## Texte à lire:
******************************
Par déclaration du 25 août 2005, la société Deutsche Bank Espanola a interjeté appel de cette décision.

Par arrêt rendu le 10 mai 2007, la Cour d'appel de Paris a sursis à statuer et invité les parties à formuler leurs observations sur l'application de la convention de Genève et sur la loi applicable au regard de cette convention, dans leurs relations avec la Deutsche Bank Espanola.

Dans des dernières écritures, au sens de l'article 954 du nouveau Code de procédure civile, déposées le 6 juillet 2007, la S.A. Deutsche Bank Espanola demande à la Cour :

- dire que le droit espagnol est applicable à l'action en responsabilité engagée contre elle,

- d'infirmer le jugement entrepris en ce qu'il l'a condamnée à garantir le Crédit Lyonnais dans la limite des 2/3 de la somme de 32.928, 99 € outre intérêts légaux à compter du 15 septembre 1998,

- de condamner le Crédit Lyonnais à lui payer la somme de 7.000 € au titre de l'article 700 du nouveau Code de procédure civile.

Dans ses dernières conclusions au sens de l'article 954 du nouveau Code de procédure civile, déposées le 31 juillet 2007, le Crédit Lyonnais demande à la Cour :

- de confirmer le jugement en ce qu'il a fixé sa créance sur Maître Z... ès-qualités et ordonné la capitalisation des intérêts,

- d'infirmer le jugement en ce qu'il l'a condamné au profit de Me Z...,

A titre subsidiaire :

- de condamner la Deutsche Bank Espanola à le garantir de l'intégralité des condamnations éventuelles prononcées à son encontre,

- de confirmer le jugement en ce qu'il a ordonné la compensation entre les créances respectives du Crédit Lyonnais et de Me Z...,

- de condamner toute partie succombante à lui payer la somme de 3.000 € en application de l'article 700 du nouveau Code de procédure civile.
******************************
## Matériel fourni:
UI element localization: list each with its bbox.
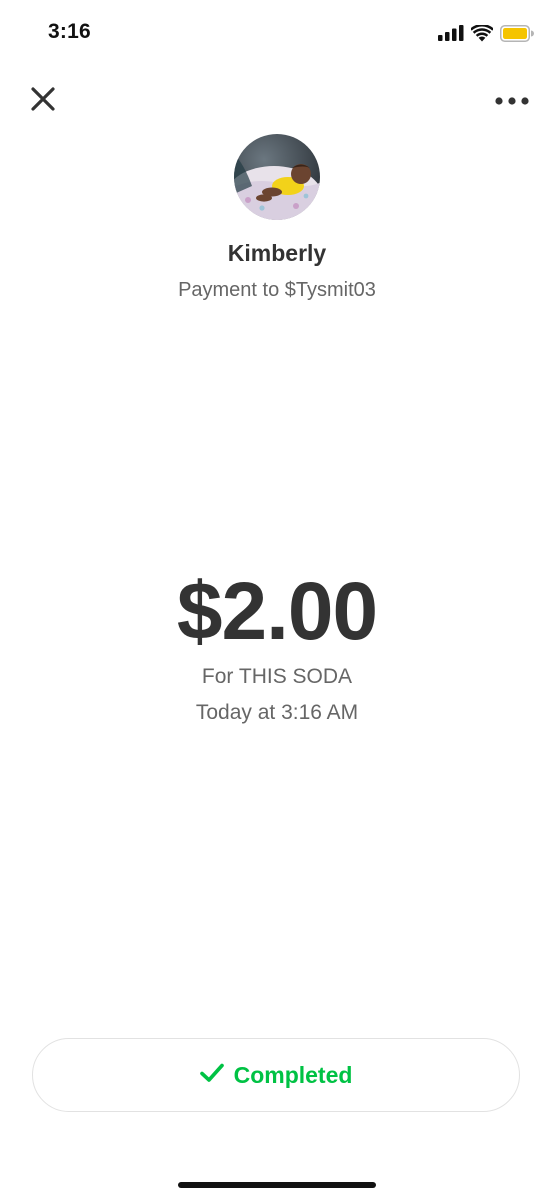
******************************
## Consigne:
D'après le texte sur l'appel de la Deutsche Bank Espanola, répondez brièvement :
1. À quelle date la Deutsche Bank Espanola a-t-elle fait appel ?
2. Quelle somme la Deutsche Bank Espanola réclame-t-elle au Crédit Lyonnais au titre de l'article 700 ?
3. Quel jour le Crédit Lyonnais a-t-il déposé ses dernières conclusions ?

## Réponse rédigée:
1. Le 25 août 2005.
2. 7.000 €.
3. Le 31 juillet 2007.